Given problem
Show all lines from the listing below that contain "ylabel".

Rows
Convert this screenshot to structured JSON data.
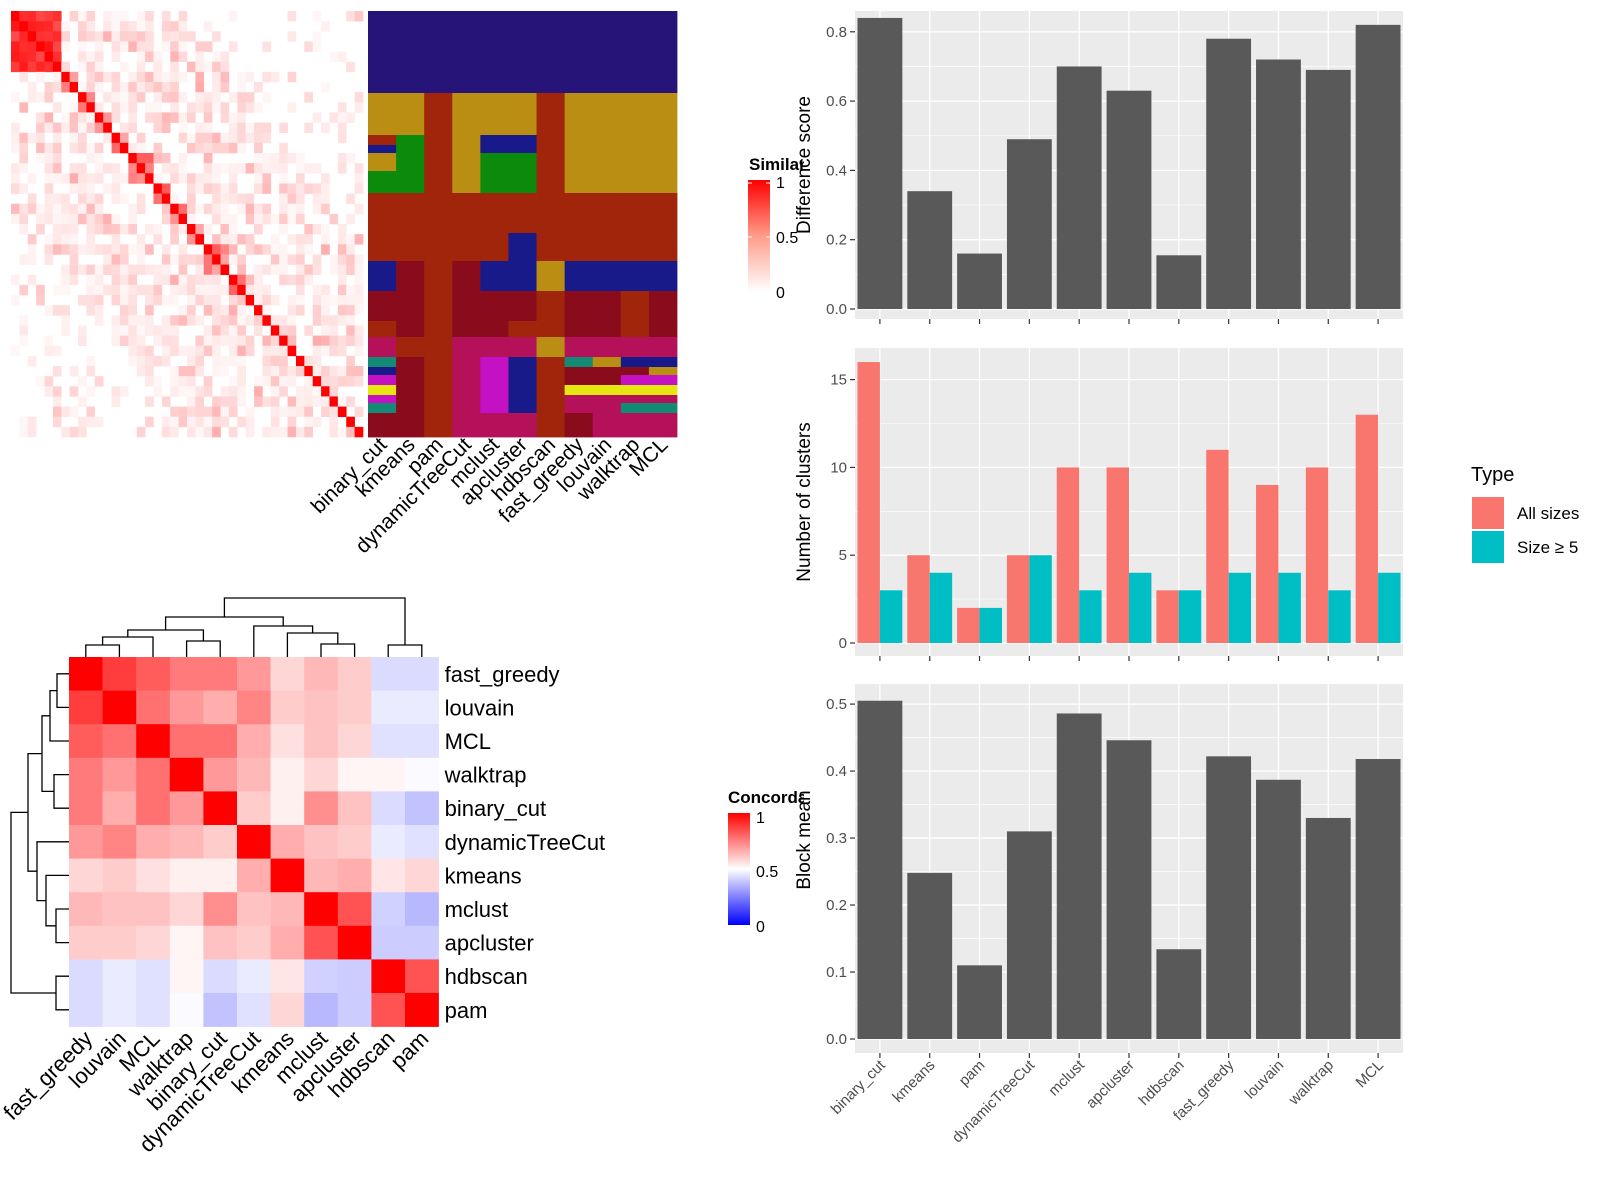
{
  "colors": {
    "panel_bg": "#ebebeb",
    "grid": "#ffffff",
    "bar_dark": "#595959",
    "all_sizes": "#f8766d",
    "size_ge5": "#00bfc4",
    "heat_high": "#ff0000",
    "heat_mid": "#ffffff",
    "heat_low": "#0000ff"
  },
  "heatmap_similarity": {
    "legend_title": "Similarity",
    "legend_ticks": [
      "1",
      "0.5",
      "0"
    ],
    "note": "cell-by-cell similarity matrix among samples (values not individually labeled)"
  },
  "cluster_assignments": {
    "methods": [
      "binary_cut",
      "kmeans",
      "pam",
      "dynamicTreeCut",
      "mclust",
      "apcluster",
      "hdbscan",
      "fast_greedy",
      "louvain",
      "walktrap",
      "MCL"
    ]
  },
  "chart_data": [
    {
      "type": "heatmap",
      "name": "concordance",
      "legend_title": "Concordance",
      "legend_ticks": [
        "1",
        "0.5",
        "0"
      ],
      "row_labels": [
        "fast_greedy",
        "louvain",
        "MCL",
        "walktrap",
        "binary_cut",
        "dynamicTreeCut",
        "kmeans",
        "mclust",
        "apcluster",
        "hdbscan",
        "pam"
      ],
      "col_labels": [
        "fast_greedy",
        "louvain",
        "MCL",
        "walktrap",
        "binary_cut",
        "dynamicTreeCut",
        "kmeans",
        "mclust",
        "apcluster",
        "hdbscan",
        "pam"
      ],
      "values": [
        [
          1.0,
          0.88,
          0.82,
          0.76,
          0.76,
          0.7,
          0.58,
          0.64,
          0.6,
          0.43,
          0.43
        ],
        [
          0.88,
          1.0,
          0.78,
          0.7,
          0.66,
          0.74,
          0.6,
          0.62,
          0.6,
          0.46,
          0.46
        ],
        [
          0.82,
          0.78,
          1.0,
          0.78,
          0.78,
          0.66,
          0.56,
          0.62,
          0.58,
          0.44,
          0.44
        ],
        [
          0.76,
          0.7,
          0.78,
          1.0,
          0.7,
          0.64,
          0.53,
          0.58,
          0.52,
          0.52,
          0.49
        ],
        [
          0.76,
          0.66,
          0.78,
          0.7,
          1.0,
          0.6,
          0.53,
          0.72,
          0.62,
          0.43,
          0.38
        ],
        [
          0.7,
          0.74,
          0.66,
          0.64,
          0.6,
          1.0,
          0.66,
          0.62,
          0.6,
          0.46,
          0.44
        ],
        [
          0.58,
          0.6,
          0.56,
          0.53,
          0.53,
          0.66,
          1.0,
          0.64,
          0.66,
          0.55,
          0.58
        ],
        [
          0.64,
          0.62,
          0.62,
          0.58,
          0.72,
          0.62,
          0.64,
          1.0,
          0.84,
          0.41,
          0.36
        ],
        [
          0.6,
          0.6,
          0.58,
          0.52,
          0.62,
          0.6,
          0.66,
          0.84,
          1.0,
          0.4,
          0.4
        ],
        [
          0.43,
          0.46,
          0.44,
          0.52,
          0.43,
          0.46,
          0.55,
          0.41,
          0.4,
          1.0,
          0.84
        ],
        [
          0.43,
          0.46,
          0.44,
          0.49,
          0.38,
          0.44,
          0.58,
          0.36,
          0.4,
          0.84,
          1.0
        ]
      ]
    },
    {
      "type": "bar",
      "name": "difference",
      "categories": [
        "binary_cut",
        "kmeans",
        "pam",
        "dynamicTreeCut",
        "mclust",
        "apcluster",
        "hdbscan",
        "fast_greedy",
        "louvain",
        "walktrap",
        "MCL"
      ],
      "values": [
        0.84,
        0.34,
        0.16,
        0.49,
        0.7,
        0.63,
        0.155,
        0.78,
        0.72,
        0.69,
        0.82
      ],
      "ylabel": "Difference score",
      "ylim": [
        0,
        0.86
      ],
      "yticks": [
        0.0,
        0.2,
        0.4,
        0.6,
        0.8
      ],
      "grid": true
    },
    {
      "type": "bar",
      "name": "clusters",
      "categories": [
        "binary_cut",
        "kmeans",
        "pam",
        "dynamicTreeCut",
        "mclust",
        "apcluster",
        "hdbscan",
        "fast_greedy",
        "louvain",
        "walktrap",
        "MCL"
      ],
      "series": [
        {
          "name": "All sizes",
          "values": [
            16,
            5,
            2,
            5,
            10,
            10,
            3,
            11,
            9,
            10,
            13
          ]
        },
        {
          "name": "Size ≥ 5",
          "values": [
            3,
            4,
            2,
            5,
            3,
            4,
            3,
            4,
            4,
            3,
            4
          ]
        }
      ],
      "ylabel": "Number of clusters",
      "ylim": [
        0,
        16.8
      ],
      "yticks": [
        0,
        5,
        10,
        15
      ],
      "legend_title": "Type",
      "legend_position": "right",
      "grid": true
    },
    {
      "type": "bar",
      "name": "blockmean",
      "categories": [
        "binary_cut",
        "kmeans",
        "pam",
        "dynamicTreeCut",
        "mclust",
        "apcluster",
        "hdbscan",
        "fast_greedy",
        "louvain",
        "walktrap",
        "MCL"
      ],
      "values": [
        0.505,
        0.248,
        0.11,
        0.31,
        0.486,
        0.446,
        0.134,
        0.422,
        0.387,
        0.33,
        0.418
      ],
      "ylabel": "Block mean",
      "ylim": [
        0,
        0.53
      ],
      "yticks": [
        0.0,
        0.1,
        0.2,
        0.3,
        0.4,
        0.5
      ],
      "grid": true
    }
  ]
}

Answer
      "ylabel": "Difference score",
      "ylabel": "Number of clusters",
      "ylabel": "Block mean",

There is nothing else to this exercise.